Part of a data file
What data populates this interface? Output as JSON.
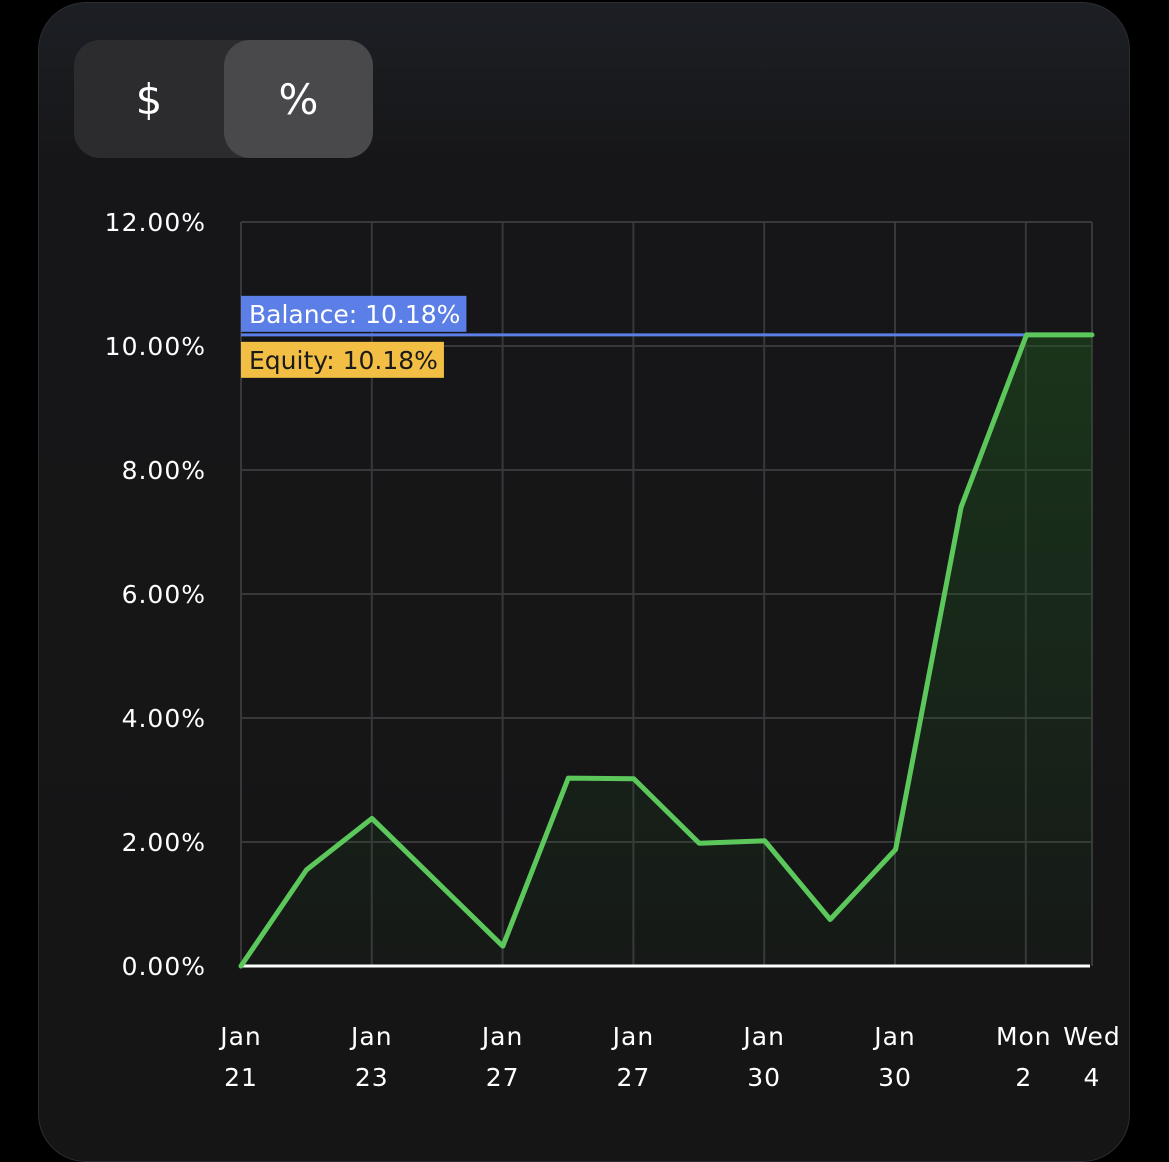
{
  "toggle": {
    "options": [
      {
        "label": "$",
        "active": false
      },
      {
        "label": "%",
        "active": true
      }
    ]
  },
  "chart_data": {
    "type": "line",
    "y_tick_labels": [
      "0.00%",
      "2.00%",
      "4.00%",
      "6.00%",
      "8.00%",
      "10.00%",
      "12.00%"
    ],
    "ylim": [
      0,
      12
    ],
    "x_tick_labels": [
      [
        "Jan",
        "21"
      ],
      [
        "Jan",
        "23"
      ],
      [
        "Jan",
        "27"
      ],
      [
        "Jan",
        "27"
      ],
      [
        "Jan",
        "30"
      ],
      [
        "Jan",
        "30"
      ],
      [
        "Mon",
        "2"
      ],
      [
        "Wed",
        "4"
      ]
    ],
    "series": [
      {
        "color": "#5cc85c",
        "values": [
          0.0,
          1.55,
          2.38,
          1.35,
          0.32,
          3.03,
          3.02,
          1.98,
          2.02,
          0.75,
          1.88,
          7.4,
          10.18,
          10.18
        ]
      }
    ],
    "reference_lines": [
      {
        "label": "Balance: 10.18%",
        "value": 10.18,
        "color": "#5b7fe6",
        "label_bg": "#5b7fe6",
        "label_color": "#ffffff"
      },
      {
        "label": "Equity: 10.18%",
        "value": 10.18,
        "color": "#f2bf44",
        "label_bg": "#f2bf44",
        "label_color": "#1a1a1a"
      }
    ],
    "grid": true,
    "colors": {
      "grid": "#38383b",
      "axis_text": "#ffffff",
      "baseline": "#ffffff",
      "line": "#5cc85c"
    }
  }
}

> [TASK DESCRIPTION] Pick out every line with the string "ffffff" and copy it.

> [WRITTEN SOLUTION]
        "label_color": "#ffffff"
      "axis_text": "#ffffff",
      "baseline": "#ffffff",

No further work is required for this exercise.